EXERCISE TASK
Exactly reproduce each record listed below.

ITEMS
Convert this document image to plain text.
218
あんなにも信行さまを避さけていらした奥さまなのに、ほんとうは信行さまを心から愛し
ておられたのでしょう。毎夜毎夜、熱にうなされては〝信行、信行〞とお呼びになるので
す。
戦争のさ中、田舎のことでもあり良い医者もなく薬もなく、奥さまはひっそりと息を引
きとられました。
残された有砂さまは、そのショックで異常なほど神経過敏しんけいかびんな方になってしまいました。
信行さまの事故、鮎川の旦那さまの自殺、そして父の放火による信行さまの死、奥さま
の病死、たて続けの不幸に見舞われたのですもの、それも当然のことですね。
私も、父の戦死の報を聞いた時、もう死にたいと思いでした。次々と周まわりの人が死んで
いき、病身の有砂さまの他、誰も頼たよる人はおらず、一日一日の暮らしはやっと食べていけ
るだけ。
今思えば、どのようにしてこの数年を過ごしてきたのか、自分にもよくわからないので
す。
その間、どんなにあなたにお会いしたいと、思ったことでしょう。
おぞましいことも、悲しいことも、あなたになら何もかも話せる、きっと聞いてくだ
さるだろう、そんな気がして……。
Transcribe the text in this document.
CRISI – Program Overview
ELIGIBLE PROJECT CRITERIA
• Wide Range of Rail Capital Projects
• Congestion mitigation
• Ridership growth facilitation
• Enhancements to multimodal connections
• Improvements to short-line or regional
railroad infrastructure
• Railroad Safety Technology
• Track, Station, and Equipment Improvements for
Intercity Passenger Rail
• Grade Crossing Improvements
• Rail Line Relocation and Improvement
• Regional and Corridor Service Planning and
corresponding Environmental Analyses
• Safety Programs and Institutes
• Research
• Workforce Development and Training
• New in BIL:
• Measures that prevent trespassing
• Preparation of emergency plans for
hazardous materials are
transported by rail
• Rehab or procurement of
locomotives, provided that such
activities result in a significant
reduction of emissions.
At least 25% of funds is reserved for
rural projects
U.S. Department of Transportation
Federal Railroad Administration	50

THE ANSWER
Convert this document image to plain text.
218
あんなにも信行さまを避さけていらした奥さまなのに、ほんとうは信行さまを心から愛し
ておられたのでしょう。毎夜毎夜、熱にうなされては〝信行、信行〞とお呼びになるので
す。
戦争のさ中、田舎のことでもあり良い医者もなく薬もなく、奥さまはひっそりと息を引
きとられました。
残された有砂さまは、そのショックで異常なほど神経過敏しんけいかびんな方になってしまいました。
信行さまの事故、鮎川の旦那さまの自殺、そして父の放火による信行さまの死、奥さま
の病死、たて続けの不幸に見舞われたのですもの、それも当然のことですね。
私も、父の戦死の報を聞いた時、もう死にたいと思いでした。次々と周まわりの人が死んで
いき、病身の有砂さまの他、誰も頼たよる人はおらず、一日一日の暮らしはやっと食べていけ
るだけ。
今思えば、どのようにしてこの数年を過ごしてきたのか、自分にもよくわからないので
す。
その間、どんなにあなたにお会いしたいと、思ったことでしょう。
おぞましいことも、悲しいことも、あなたになら何もかも話せる、きっと聞いてくだ
さるだろう、そんな気がして……。
Transcribe the text in this document.
CRISI – Program Overview
ELIGIBLE PROJECT CRITERIA
• Wide Range of Rail Capital Projects
• Congestion mitigation
• Ridership growth facilitation
• Enhancements to multimodal connections
• Improvements to short-line or regional
railroad infrastructure
• Railroad Safety Technology
• Track, Station, and Equipment Improvements for
Intercity Passenger Rail
• Grade Crossing Improvements
• Rail Line Relocation and Improvement
• Regional and Corridor Service Planning and
corresponding Environmental Analyses
• Safety Programs and Institutes
• Research
• Workforce Development and Training
• New in BIL:
• Measures that prevent trespassing
• Preparation of emergency plans for
hazardous materials are
transported by rail
• Rehab or procurement of
locomotives, provided that such
activities result in a significant
reduction of emissions.
At least 25% of funds is reserved for
rural projects
U.S. Department of Transportation
Federal Railroad Administration	50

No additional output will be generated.